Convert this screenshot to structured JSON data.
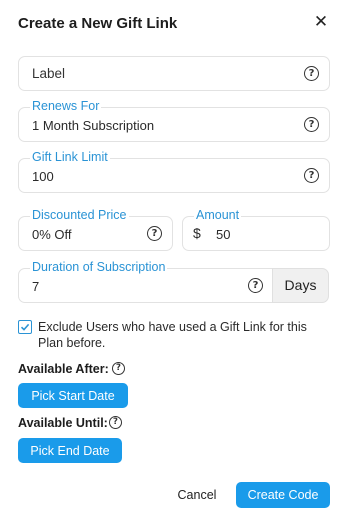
{
  "dialog": {
    "title": "Create a New Gift Link",
    "close_icon": "close-icon",
    "close_glyph": "✕"
  },
  "fields": {
    "label": {
      "placeholder": "Label"
    },
    "renews_for": {
      "label": "Renews For",
      "value": "1 Month Subscription"
    },
    "gift_link_limit": {
      "label": "Gift Link Limit",
      "value": "100"
    },
    "discounted_price": {
      "label": "Discounted Price",
      "value": "0% Off"
    },
    "amount": {
      "label": "Amount",
      "currency": "$",
      "value": "50"
    },
    "duration": {
      "label": "Duration of Subscription",
      "value": "7",
      "unit": "Days"
    }
  },
  "help_glyph": "?",
  "exclude_checkbox": {
    "checked": true,
    "label": "Exclude Users who have used a Gift Link for this Plan before."
  },
  "available_after": {
    "label": "Available After:",
    "button": "Pick Start Date"
  },
  "available_until": {
    "label": "Available Until:",
    "button": "Pick End Date"
  },
  "footer": {
    "cancel": "Cancel",
    "create": "Create Code"
  },
  "colors": {
    "accent": "#2a93d5",
    "button": "#1a9bea"
  }
}
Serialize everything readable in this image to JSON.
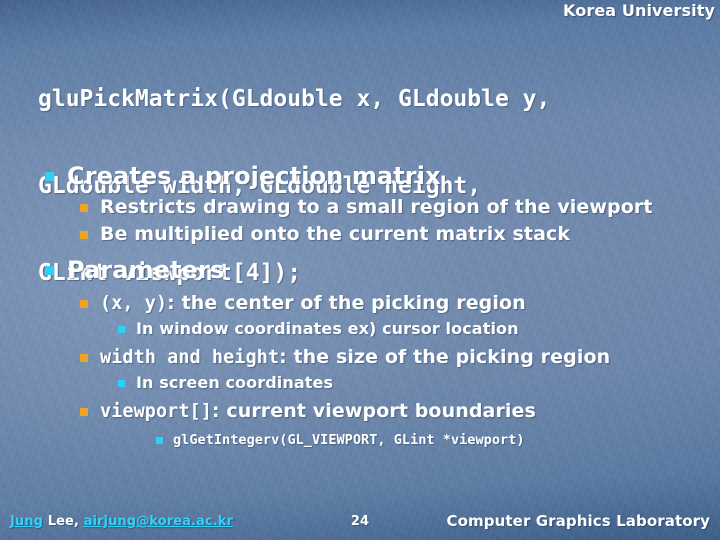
{
  "header": {
    "organization": "Korea University"
  },
  "title": {
    "line1": "gluPickMatrix(GLdouble x, GLdouble y,",
    "line2": "GLdouble width, GLdouble height,",
    "line3": "GLint viewport[4]);"
  },
  "colors": {
    "bullet_level1": "#2fd0f7",
    "bullet_level2": "#f0a323",
    "bullet_level3": "#2fd0f7",
    "bullet_level4": "#2fd0f7",
    "text": "#ffffff",
    "link": "#32d2fa",
    "background": "#6d87ad"
  },
  "content": [
    {
      "level": 1,
      "bullet": "square-bullet-cyan",
      "text": "Creates a projection matrix",
      "mono_prefix": ""
    },
    {
      "level": 2,
      "bullet": "square-bullet-gold",
      "text": "Restricts drawing to a small region of the viewport",
      "mono_prefix": ""
    },
    {
      "level": 2,
      "bullet": "square-bullet-gold",
      "text": "Be multiplied onto the current matrix stack",
      "mono_prefix": ""
    },
    {
      "level": 1,
      "bullet": "square-bullet-cyan",
      "text": "Parameters",
      "mono_prefix": ""
    },
    {
      "level": 2,
      "bullet": "square-bullet-gold",
      "mono_prefix": "(x, y)",
      "text": ": the center of the picking region"
    },
    {
      "level": 3,
      "bullet": "square-bullet-cyan",
      "mono_prefix": "",
      "text": "In window coordinates   ex) cursor location"
    },
    {
      "level": 2,
      "bullet": "square-bullet-gold",
      "mono_prefix": "width and height",
      "text": ": the size of the picking region"
    },
    {
      "level": 3,
      "bullet": "square-bullet-cyan",
      "mono_prefix": "",
      "text": "In screen coordinates"
    },
    {
      "level": 2,
      "bullet": "square-bullet-gold",
      "mono_prefix": "viewport[]",
      "text": ": current viewport boundaries"
    },
    {
      "level": 4,
      "bullet": "square-bullet-cyan",
      "mono_prefix": "glGetIntegerv(GL_VIEWPORT, GLint *viewport)",
      "text": ""
    }
  ],
  "footer": {
    "author_link1": "Jung",
    "author_mid": " Lee, ",
    "author_link2": "airjung@korea.ac.kr",
    "page_number": "24",
    "lab": "Computer Graphics Laboratory"
  }
}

### Problem statement
Copy the records above exactly. The pictures are not part of the copy.

### Result below
Convert this screenshot to structured JSON data.
{
  "dialog": {
    "title": "Create a New Gift Link",
    "close_icon": "close-icon",
    "close_glyph": "✕"
  },
  "fields": {
    "label": {
      "placeholder": "Label"
    },
    "renews_for": {
      "label": "Renews For",
      "value": "1 Month Subscription"
    },
    "gift_link_limit": {
      "label": "Gift Link Limit",
      "value": "100"
    },
    "discounted_price": {
      "label": "Discounted Price",
      "value": "0% Off"
    },
    "amount": {
      "label": "Amount",
      "currency": "$",
      "value": "50"
    },
    "duration": {
      "label": "Duration of Subscription",
      "value": "7",
      "unit": "Days"
    }
  },
  "help_glyph": "?",
  "exclude_checkbox": {
    "checked": true,
    "label": "Exclude Users who have used a Gift Link for this Plan before."
  },
  "available_after": {
    "label": "Available After:",
    "button": "Pick Start Date"
  },
  "available_until": {
    "label": "Available Until:",
    "button": "Pick End Date"
  },
  "footer": {
    "cancel": "Cancel",
    "create": "Create Code"
  },
  "colors": {
    "accent": "#2a93d5",
    "button": "#1a9bea"
  }
}
Serialize everything readable in this image to JSON.
{
  "header": {
    "organization": "Korea University"
  },
  "title": {
    "line1": "gluPickMatrix(GLdouble x, GLdouble y,",
    "line2": "GLdouble width, GLdouble height,",
    "line3": "GLint viewport[4]);"
  },
  "colors": {
    "bullet_level1": "#2fd0f7",
    "bullet_level2": "#f0a323",
    "bullet_level3": "#2fd0f7",
    "bullet_level4": "#2fd0f7",
    "text": "#ffffff",
    "link": "#32d2fa",
    "background": "#6d87ad"
  },
  "content": [
    {
      "level": 1,
      "bullet": "square-bullet-cyan",
      "text": "Creates a projection matrix",
      "mono_prefix": ""
    },
    {
      "level": 2,
      "bullet": "square-bullet-gold",
      "text": "Restricts drawing to a small region of the viewport",
      "mono_prefix": ""
    },
    {
      "level": 2,
      "bullet": "square-bullet-gold",
      "text": "Be multiplied onto the current matrix stack",
      "mono_prefix": ""
    },
    {
      "level": 1,
      "bullet": "square-bullet-cyan",
      "text": "Parameters",
      "mono_prefix": ""
    },
    {
      "level": 2,
      "bullet": "square-bullet-gold",
      "mono_prefix": "(x, y)",
      "text": ": the center of the picking region"
    },
    {
      "level": 3,
      "bullet": "square-bullet-cyan",
      "mono_prefix": "",
      "text": "In window coordinates   ex) cursor location"
    },
    {
      "level": 2,
      "bullet": "square-bullet-gold",
      "mono_prefix": "width and height",
      "text": ": the size of the picking region"
    },
    {
      "level": 3,
      "bullet": "square-bullet-cyan",
      "mono_prefix": "",
      "text": "In screen coordinates"
    },
    {
      "level": 2,
      "bullet": "square-bullet-gold",
      "mono_prefix": "viewport[]",
      "text": ": current viewport boundaries"
    },
    {
      "level": 4,
      "bullet": "square-bullet-cyan",
      "mono_prefix": "glGetIntegerv(GL_VIEWPORT, GLint *viewport)",
      "text": ""
    }
  ],
  "footer": {
    "author_link1": "Jung",
    "author_mid": " Lee, ",
    "author_link2": "airjung@korea.ac.kr",
    "page_number": "24",
    "lab": "Computer Graphics Laboratory"
  }
}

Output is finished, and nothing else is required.